• _Exercise brief_
For the material that follows, list every line containing the word "style".
[BEGIN Extracted material]
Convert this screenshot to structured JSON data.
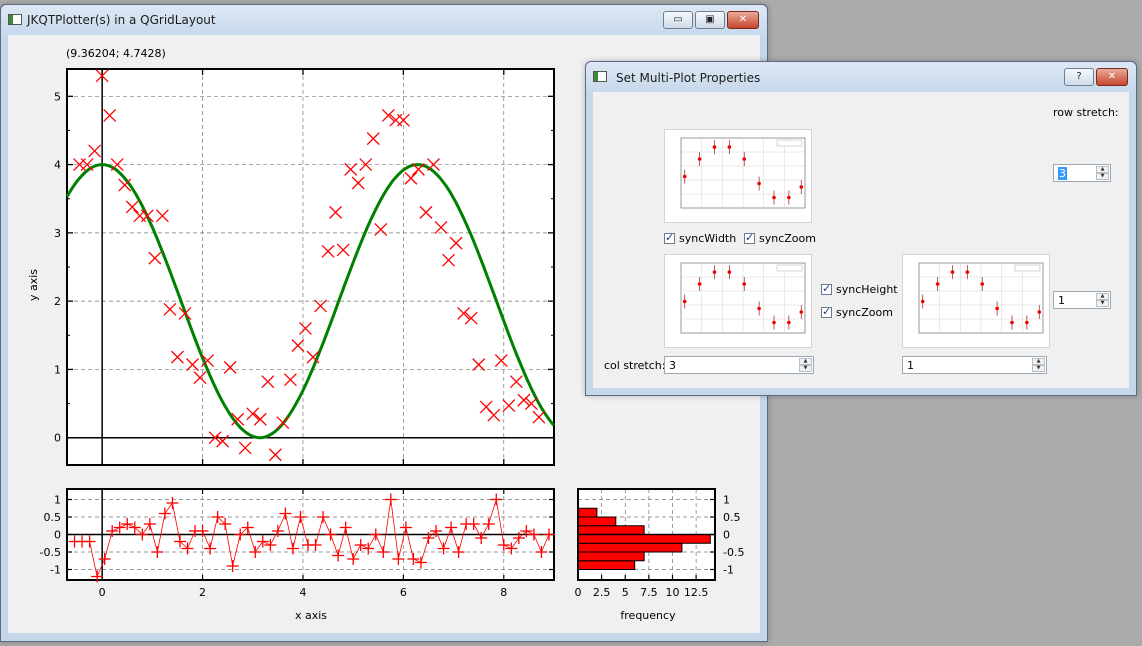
{
  "main_window": {
    "title": "JKQTPlotter(s) in a QGridLayout",
    "minimize_label": "▭",
    "maximize_label": "▣",
    "close_label": "✕",
    "cursor_readout": "(9.36204; 4.7428)",
    "main_plot": {
      "ylabel": "y axis",
      "x_range": [
        -0.7,
        9.0
      ],
      "y_range": [
        -0.4,
        5.4
      ],
      "y_ticks": [
        "0",
        "1",
        "2",
        "3",
        "4",
        "5"
      ],
      "x_ticks": [
        "0",
        "2",
        "4",
        "6",
        "8"
      ]
    },
    "residual_plot": {
      "xlabel": "x axis",
      "y_ticks": [
        "1",
        "0.5",
        "0",
        "-0.5",
        "-1"
      ],
      "x_ticks": [
        "0",
        "2",
        "4",
        "6",
        "8"
      ]
    },
    "histogram": {
      "xlabel": "frequency",
      "x_ticks": [
        "0",
        "2.5",
        "5",
        "7.5",
        "10",
        "12.5"
      ],
      "y_ticks": [
        "1",
        "0.5",
        "0",
        "-0.5",
        "-1"
      ]
    }
  },
  "dialog": {
    "title": "Set Multi-Plot Properties",
    "help_label": "?",
    "close_label": "✕",
    "row_stretch_label": "row stretch:",
    "col_stretch_label": "col stretch:",
    "row_stretch_top": "3",
    "row_stretch_bottom": "1",
    "col_stretch_left": "3",
    "col_stretch_right": "1",
    "sync_width_label": "syncWidth",
    "sync_zoom_label_1": "syncZoom",
    "sync_height_label": "syncHeight",
    "sync_zoom_label_2": "syncZoom"
  },
  "chart_data": [
    {
      "type": "scatter",
      "title": "",
      "xlabel": "",
      "ylabel": "y axis",
      "xlim": [
        -0.7,
        9.0
      ],
      "ylim": [
        -0.4,
        5.4
      ],
      "grid": true,
      "series": [
        {
          "style": "x-markers",
          "color": "#ff0000",
          "x": [
            -0.45,
            -0.3,
            -0.15,
            0.0,
            0.15,
            0.3,
            0.45,
            0.6,
            0.75,
            0.9,
            1.05,
            1.2,
            1.35,
            1.5,
            1.65,
            1.8,
            1.95,
            2.1,
            2.25,
            2.4,
            2.55,
            2.7,
            2.85,
            3.0,
            3.15,
            3.3,
            3.45,
            3.6,
            3.75,
            3.9,
            4.05,
            4.2,
            4.35,
            4.5,
            4.65,
            4.8,
            4.95,
            5.1,
            5.25,
            5.4,
            5.55,
            5.7,
            5.85,
            6.0,
            6.15,
            6.3,
            6.45,
            6.6,
            6.75,
            6.9,
            7.05,
            7.2,
            7.35,
            7.5,
            7.65,
            7.8,
            7.95,
            8.1,
            8.25,
            8.4,
            8.55,
            8.7
          ],
          "y": [
            4.0,
            4.0,
            4.2,
            5.3,
            4.72,
            4.0,
            3.7,
            3.38,
            3.25,
            3.25,
            2.63,
            3.25,
            1.88,
            1.18,
            1.82,
            1.07,
            0.88,
            1.13,
            0.0,
            -0.05,
            1.03,
            0.27,
            -0.15,
            0.35,
            0.27,
            0.82,
            -0.25,
            0.22,
            0.85,
            1.35,
            1.6,
            1.18,
            1.93,
            2.73,
            3.3,
            2.75,
            3.93,
            3.73,
            4.0,
            4.38,
            3.05,
            4.72,
            4.65,
            4.65,
            3.8,
            3.93,
            3.3,
            4.0,
            3.08,
            2.6,
            2.85,
            1.82,
            1.75,
            1.07,
            0.45,
            0.33,
            1.13,
            0.47,
            0.82,
            0.55,
            0.5,
            0.3
          ]
        },
        {
          "style": "line",
          "color": "#008000",
          "function": "2*cos(x)+2",
          "x_step": 0.1
        }
      ]
    },
    {
      "type": "line",
      "xlabel": "x axis",
      "ylabel": "",
      "xlim": [
        -0.7,
        9.0
      ],
      "ylim": [
        -1.3,
        1.3
      ],
      "grid": true,
      "series": [
        {
          "style": "line+plus-markers",
          "color": "#ff0000",
          "x": [
            -0.55,
            -0.4,
            -0.25,
            -0.1,
            0.05,
            0.2,
            0.35,
            0.5,
            0.65,
            0.8,
            0.95,
            1.1,
            1.25,
            1.4,
            1.55,
            1.7,
            1.85,
            2.0,
            2.15,
            2.3,
            2.45,
            2.6,
            2.75,
            2.9,
            3.05,
            3.2,
            3.35,
            3.5,
            3.65,
            3.8,
            3.95,
            4.1,
            4.25,
            4.4,
            4.55,
            4.7,
            4.85,
            5.0,
            5.15,
            5.3,
            5.45,
            5.6,
            5.75,
            5.9,
            6.05,
            6.2,
            6.35,
            6.5,
            6.65,
            6.8,
            6.95,
            7.1,
            7.25,
            7.4,
            7.55,
            7.7,
            7.85,
            8.0,
            8.15,
            8.3,
            8.45,
            8.6,
            8.75,
            8.9
          ],
          "y": [
            -0.2,
            -0.2,
            -0.2,
            -1.2,
            -0.7,
            0.1,
            0.2,
            0.3,
            0.2,
            0.0,
            0.3,
            -0.5,
            0.6,
            0.9,
            -0.2,
            -0.4,
            0.1,
            0.1,
            -0.4,
            0.5,
            0.3,
            -0.9,
            0.0,
            0.2,
            -0.5,
            -0.2,
            -0.3,
            0.1,
            0.6,
            -0.4,
            0.5,
            -0.3,
            -0.3,
            0.5,
            0.0,
            -0.6,
            0.2,
            -0.7,
            -0.3,
            -0.4,
            0.0,
            -0.5,
            1.0,
            -0.7,
            0.2,
            -0.7,
            -0.8,
            -0.1,
            0.1,
            -0.4,
            0.2,
            -0.5,
            0.3,
            0.3,
            -0.1,
            0.3,
            1.0,
            -0.3,
            -0.4,
            -0.1,
            0.1,
            0.0,
            -0.5,
            0.0
          ]
        }
      ]
    },
    {
      "type": "bar",
      "orientation": "horizontal",
      "xlabel": "frequency",
      "xlim": [
        0,
        14.5
      ],
      "ylim": [
        -1.3,
        1.3
      ],
      "color": "#ff0000",
      "bins": [
        -1.0,
        -0.75,
        -0.5,
        -0.25,
        0.0,
        0.25,
        0.5,
        0.75,
        1.0
      ],
      "values": [
        6,
        7,
        11,
        14,
        7,
        4,
        2
      ]
    }
  ]
}
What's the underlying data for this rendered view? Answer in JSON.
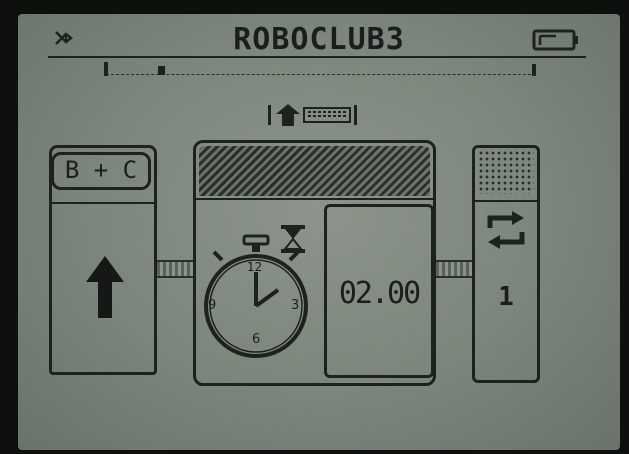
{
  "header": {
    "title": "ROBOCLUB3",
    "bluetooth_icon": "bluetooth-icon",
    "battery_icon": "battery-icon"
  },
  "blocks": {
    "motor": {
      "ports_label": "B + C",
      "direction_icon": "arrow-up-icon"
    },
    "wait": {
      "header_icon": "arrow-up-icon",
      "timer_icon": "stopwatch-icon",
      "hourglass_icon": "hourglass-icon",
      "duration": "02.00",
      "clock_numbers": [
        "12",
        "3",
        "6",
        "9"
      ]
    },
    "loop": {
      "icon": "loop-icon",
      "count": "1"
    }
  }
}
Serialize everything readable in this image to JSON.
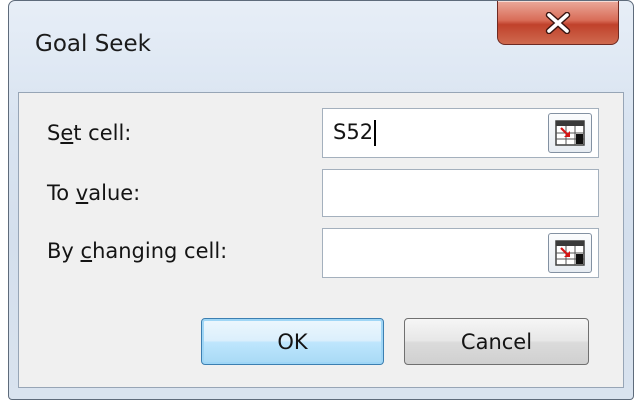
{
  "dialog": {
    "title": "Goal Seek",
    "close_label": "X"
  },
  "form": {
    "set_cell": {
      "label_pre": "S",
      "label_key": "e",
      "label_post": "t cell:",
      "value": "S52"
    },
    "to_value": {
      "label_pre": "To ",
      "label_key": "v",
      "label_post": "alue:",
      "value": ""
    },
    "changing_cell": {
      "label_pre": "By ",
      "label_key": "c",
      "label_post": "hanging cell:",
      "value": ""
    }
  },
  "buttons": {
    "ok": "OK",
    "cancel": "Cancel"
  },
  "icons": {
    "close": "close-icon",
    "collapse_dialog": "range-picker-icon"
  }
}
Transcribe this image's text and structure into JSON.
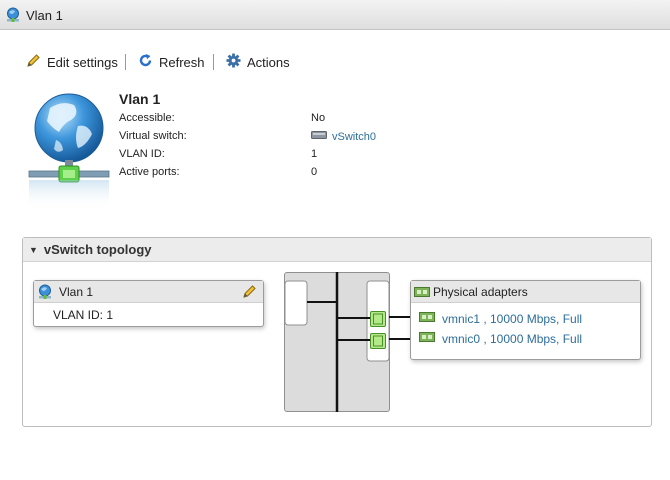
{
  "window": {
    "title": "Vlan 1",
    "icon": "portgroup-icon"
  },
  "toolbar": {
    "edit_label": "Edit settings",
    "refresh_label": "Refresh",
    "actions_label": "Actions"
  },
  "summary": {
    "name": "Vlan 1",
    "properties": [
      {
        "label": "Accessible:",
        "value": "No"
      },
      {
        "label": "Virtual switch:",
        "value": "vSwitch0"
      },
      {
        "label": "VLAN ID:",
        "value": "1"
      },
      {
        "label": "Active ports:",
        "value": "0"
      }
    ]
  },
  "topology": {
    "title": "vSwitch topology",
    "portgroup": {
      "name": "Vlan 1",
      "vlan_text": "VLAN ID: 1"
    },
    "adapters": {
      "title": "Physical adapters",
      "items": [
        {
          "label": "vmnic1 , 10000 Mbps, Full"
        },
        {
          "label": "vmnic0 , 10000 Mbps, Full"
        }
      ]
    }
  },
  "colors": {
    "link": "#2c6e9b",
    "accent_blue": "#2a6fc9",
    "port_green": "#a8e07a",
    "header_gray": "#ececec"
  }
}
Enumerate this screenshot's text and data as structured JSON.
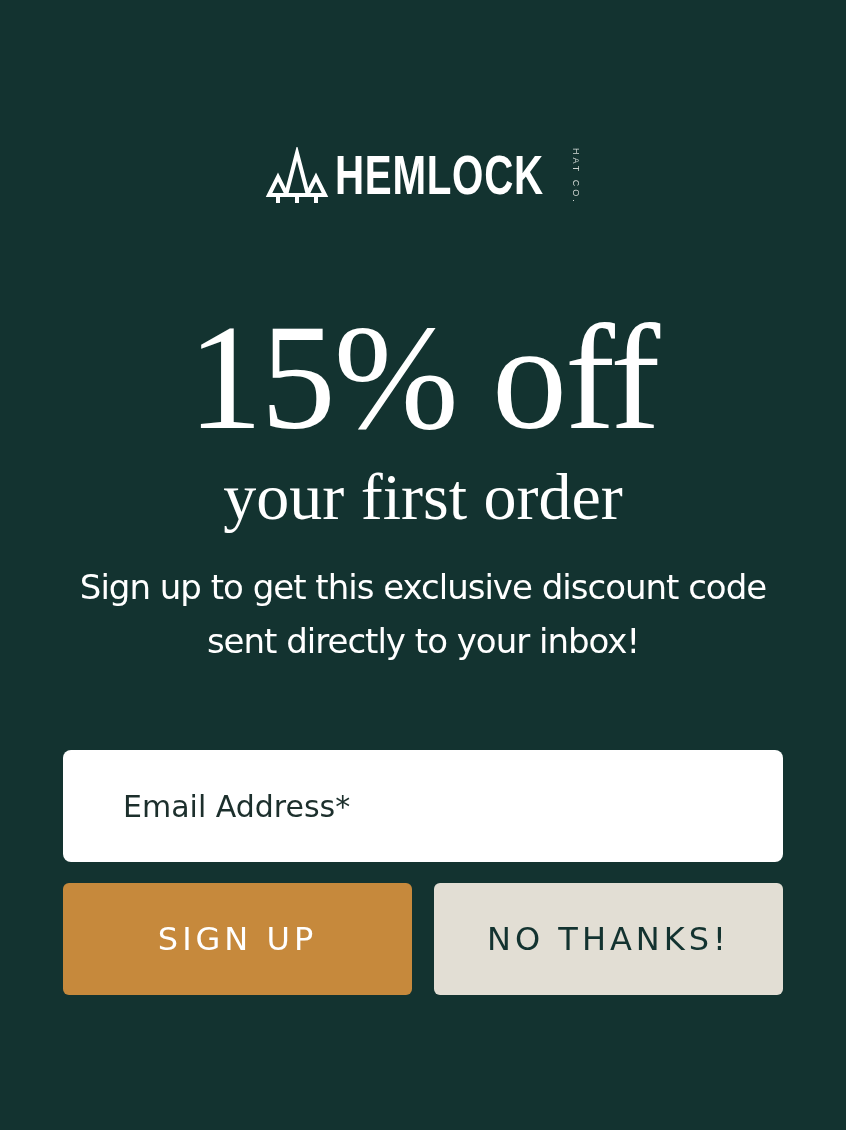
[END Extracted material]
• _Exercise result_
          "style": "x-markers",
          "style": "line",
          "style": "line+plus-markers",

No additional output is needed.